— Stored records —

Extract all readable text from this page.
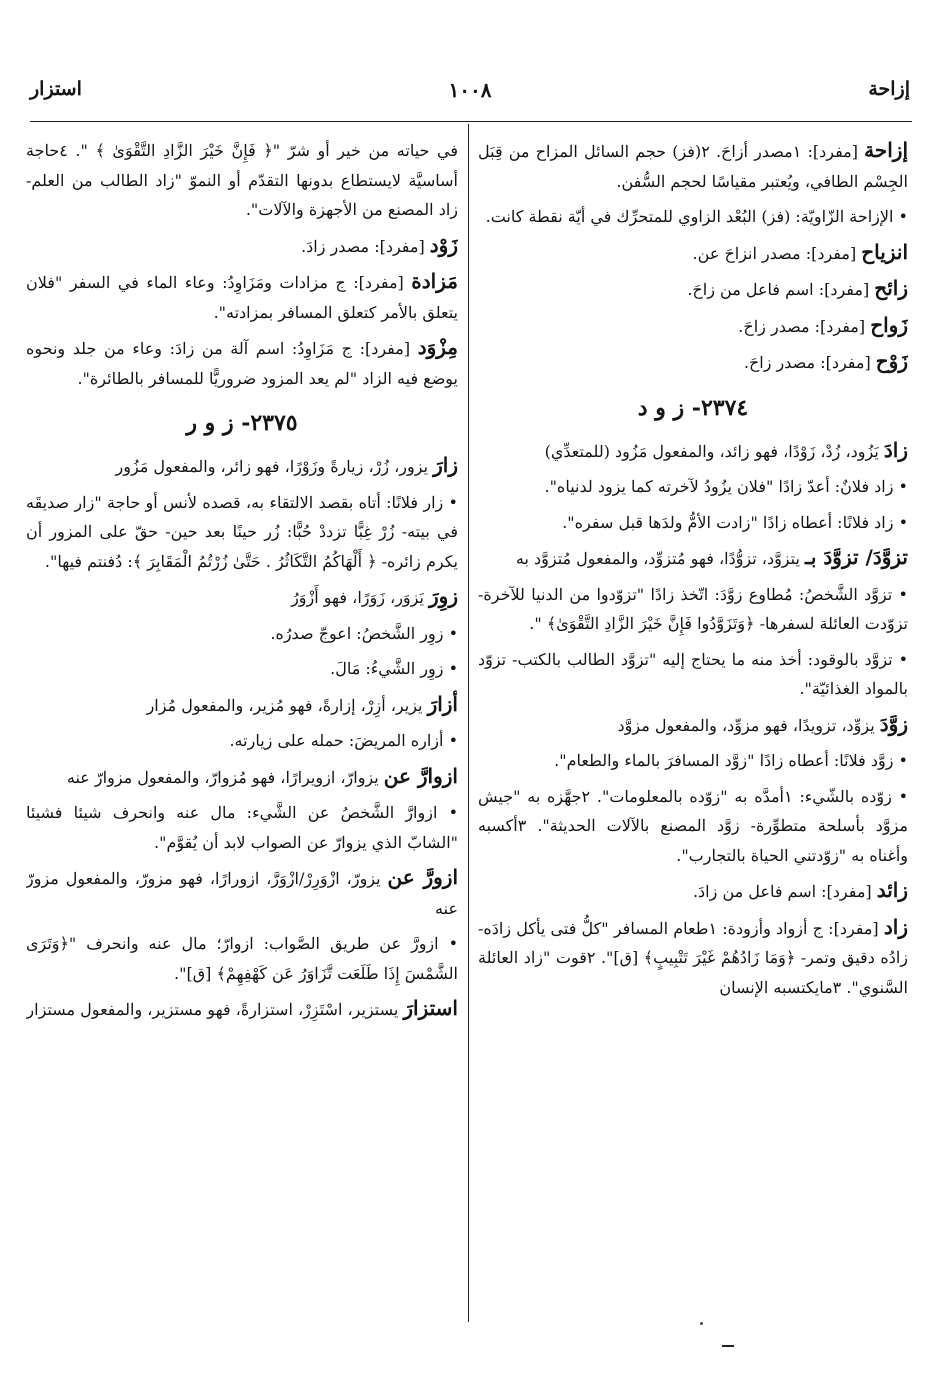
إزاحة
١٠٠٨
استزار
إزاحة [مفرد]: ١مصدر أزاحَ. ٢(فز) حجم السائل المزاح من قِبَل الجِسْم الطافي، ويُعتبر مقياسًا لحجم السُّفن.
• الإزاحة الزّاويّة: (فز) البُعْد الزاوي للمتحرِّك في أيّة نقطة كانت.
انزياح [مفرد]: مصدر انزاحَ عن.
زائح [مفرد]: اسم فاعل من زاحَ.
زَواح [مفرد]: مصدر زاحَ.
زَوْح [مفرد]: مصدر زاحَ.
٢٣٧٤- ز و د
زادَ يَزُود، زُدْ، زَوْدًا، فهو زائد، والمفعول مَزُود (للمتعدِّي)
• زاد فلانٌ: أعدّ زادًا "فلان يزُودُ لآخرته كما يزود لدنياه".
• زاد فلانًا: أعطاه زادًا "زادت الأمُّ ولدَها قبل سفره".
تزوَّدَ/ تزوَّدَ بـ يتزوَّد، تزوُّدًا، فهو مُتزوِّد، والمفعول مُتزوَّد به
• تزوَّد الشَّخصُ: مُطاوع زوَّدَ: اتّخذ زادًا "تزوّدوا من الدنيا للآخرة- تزوّدت العائلة لسفرها- ﴿وَتَزَوَّدُوا فَإِنَّ خَيْرَ الزَّادِ التَّقْوَىٰ﴾ ".
• تزوَّد بالوقود: أخذ منه ما يحتاج إليه "تزوَّد الطالب بالكتب- تزوّد بالمواد الغذائيّة".
زوَّدَ يزوِّد، تزويدًا، فهو مزوِّد، والمفعول مزوَّد
• زوَّد فلانًا: أعطاه زادًا "زوَّد المسافرَ بالماء والطعام".
• زوّده بالشّيء: ١أمدَّه به "زوّده بالمعلومات". ٢جهَّزه به "جيش مزوَّد بأسلحة متطوِّرة- زوَّد المصنع بالآلات الحديثة". ٣أكسبه وأغناه به "زوّدتني الحياة بالتجارب".
زائد [مفرد]: اسم فاعل من زادَ.
زاد [مفرد]: ج أزواد وأزودة: ١طعام المسافر "كلُّ فتى يأكل زادَه- زادُه دقيق وتمر- ﴿وَمَا زَادُهُمْ غَيْرَ تَتْبِيبٍ﴾ [ق]". ٢قوت "زاد العائلة السَّنوي". ٣مايكتسبه الإنسان
في حياته من خير أو شرّ "﴿ فَإِنَّ خَيْرَ الزَّادِ التَّقْوَىٰ ﴾ ". ٤حاجة أساسيَّة لايستطاع بدونها التقدّم أو النموّ "زاد الطالب من العلم- زاد المصنع من الأجهزة والآلات".
زَوْد [مفرد]: مصدر زادَ.
مَزادة [مفرد]: ج مزادات ومَزَاوِدُ: وعاء الماء في السفر "فلان يتعلق بالأمر كتعلق المسافر بمزادته".
مِزْوَد [مفرد]: ج مَزَاوِدُ: اسم آلة من زادَ: وعاء من جلد ونحوه يوضع فيه الزاد "لم يعد المزود ضروريًّا للمسافر بالطائرة".
٢٣٧٥- ز و ر
زارَ يزور، زُرْ، زيارةً وزَوْرًا، فهو زائر، والمفعول مَزُور
• زار فلانًا: أتاه بقصد الالتقاء به، قصده لأنس أو حاجة "زار صديقَه في بيته- زُرْ غِبًّا تزددْ حُبًّا: زُر حينًا بعد حين- حقّ على المزور أن يكرم زائره- ﴿ أَلْهَاكُمُ التَّكَاثُرُ . حَتَّىٰ زُرْتُمُ الْمَقَابِرَ ﴾: دُفنتم فيها".
زوِرَ يَزوَر، زَوَرًا، فهو أَزْوَرُ
• زوِر الشَّخصُ: اعوجّ صدرُه.
• زوِر الشَّيءُ: مَالَ.
أزارَ يزير، أزِرْ، إزارةً، فهو مُزير، والمفعول مُزار
• أزاره المريضَ: حمله على زيارته.
ازوارَّ عن يزوارّ، ازويرارًا، فهو مُزوارّ، والمفعول مزوارّ عنه
• ازوارَّ الشَّخصُ عن الشَّيء: مال عنه وانحرف شيئا فشيئا "الشابّ الذي يزوارّ عن الصواب لابد أن يُقوَّم".
ازورَّ عن يزورّ، ازْوَرِرْ/ازْوَرَّ، ازورارًا، فهو مزورّ، والمفعول مزورّ عنه
• ازورَّ عن طريق الصَّواب: ازوارّ؛ مال عنه وانحرف "﴿وَتَرَى الشَّمْسَ إِذَا طَلَعَت تَّزَاوَرُ عَن كَهْفِهِمْ﴾ [ق]".
استزارَ يستزير، اسْتَزِرْ، استزارةً، فهو مستزير، والمفعول مستزار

— Short task —
Write out the records above exactly as they stand, leaving out every picture.

— Result of this task —
Extract all readable text from this page.
إزاحة
١٠٠٨
استزار
إزاحة [مفرد]: ١مصدر أزاحَ. ٢(فز) حجم السائل المزاح من قِبَل الجِسْم الطافي، ويُعتبر مقياسًا لحجم السُّفن.
• الإزاحة الزّاويّة: (فز) البُعْد الزاوي للمتحرِّك في أيّة نقطة كانت.
انزياح [مفرد]: مصدر انزاحَ عن.
زائح [مفرد]: اسم فاعل من زاحَ.
زَواح [مفرد]: مصدر زاحَ.
زَوْح [مفرد]: مصدر زاحَ.
٢٣٧٤- ز و د
زادَ يَزُود، زُدْ، زَوْدًا، فهو زائد، والمفعول مَزُود (للمتعدِّي)
• زاد فلانٌ: أعدّ زادًا "فلان يزُودُ لآخرته كما يزود لدنياه".
• زاد فلانًا: أعطاه زادًا "زادت الأمُّ ولدَها قبل سفره".
تزوَّدَ/ تزوَّدَ بـ يتزوَّد، تزوُّدًا، فهو مُتزوِّد، والمفعول مُتزوَّد به
• تزوَّد الشَّخصُ: مُطاوع زوَّدَ: اتّخذ زادًا "تزوّدوا من الدنيا للآخرة- تزوّدت العائلة لسفرها- ﴿وَتَزَوَّدُوا فَإِنَّ خَيْرَ الزَّادِ التَّقْوَىٰ﴾ ".
• تزوَّد بالوقود: أخذ منه ما يحتاج إليه "تزوَّد الطالب بالكتب- تزوّد بالمواد الغذائيّة".
زوَّدَ يزوِّد، تزويدًا، فهو مزوِّد، والمفعول مزوَّد
• زوَّد فلانًا: أعطاه زادًا "زوَّد المسافرَ بالماء والطعام".
• زوّده بالشّيء: ١أمدَّه به "زوّده بالمعلومات". ٢جهَّزه به "جيش مزوَّد بأسلحة متطوِّرة- زوَّد المصنع بالآلات الحديثة". ٣أكسبه وأغناه به "زوّدتني الحياة بالتجارب".
زائد [مفرد]: اسم فاعل من زادَ.
زاد [مفرد]: ج أزواد وأزودة: ١طعام المسافر "كلُّ فتى يأكل زادَه- زادُه دقيق وتمر- ﴿وَمَا زَادُهُمْ غَيْرَ تَتْبِيبٍ﴾ [ق]". ٢قوت "زاد العائلة السَّنوي". ٣مايكتسبه الإنسان
في حياته من خير أو شرّ "﴿ فَإِنَّ خَيْرَ الزَّادِ التَّقْوَىٰ ﴾ ". ٤حاجة أساسيَّة لايستطاع بدونها التقدّم أو النموّ "زاد الطالب من العلم- زاد المصنع من الأجهزة والآلات".
زَوْد [مفرد]: مصدر زادَ.
مَزادة [مفرد]: ج مزادات ومَزَاوِدُ: وعاء الماء في السفر "فلان يتعلق بالأمر كتعلق المسافر بمزادته".
مِزْوَد [مفرد]: ج مَزَاوِدُ: اسم آلة من زادَ: وعاء من جلد ونحوه يوضع فيه الزاد "لم يعد المزود ضروريًّا للمسافر بالطائرة".
٢٣٧٥- ز و ر
زارَ يزور، زُرْ، زيارةً وزَوْرًا، فهو زائر، والمفعول مَزُور
• زار فلانًا: أتاه بقصد الالتقاء به، قصده لأنس أو حاجة "زار صديقَه في بيته- زُرْ غِبًّا تزددْ حُبًّا: زُر حينًا بعد حين- حقّ على المزور أن يكرم زائره- ﴿ أَلْهَاكُمُ التَّكَاثُرُ . حَتَّىٰ زُرْتُمُ الْمَقَابِرَ ﴾: دُفنتم فيها".
زوِرَ يَزوَر، زَوَرًا، فهو أَزْوَرُ
• زوِر الشَّخصُ: اعوجّ صدرُه.
• زوِر الشَّيءُ: مَالَ.
أزارَ يزير، أزِرْ، إزارةً، فهو مُزير، والمفعول مُزار
• أزاره المريضَ: حمله على زيارته.
ازوارَّ عن يزوارّ، ازويرارًا، فهو مُزوارّ، والمفعول مزوارّ عنه
• ازوارَّ الشَّخصُ عن الشَّيء: مال عنه وانحرف شيئا فشيئا "الشابّ الذي يزوارّ عن الصواب لابد أن يُقوَّم".
ازورَّ عن يزورّ، ازْوَرِرْ/ازْوَرَّ، ازورارًا، فهو مزورّ، والمفعول مزورّ عنه
• ازورَّ عن طريق الصَّواب: ازوارّ؛ مال عنه وانحرف "﴿وَتَرَى الشَّمْسَ إِذَا طَلَعَت تَّزَاوَرُ عَن كَهْفِهِمْ﴾ [ق]".
استزارَ يستزير، اسْتَزِرْ، استزارةً، فهو مستزير، والمفعول مستزار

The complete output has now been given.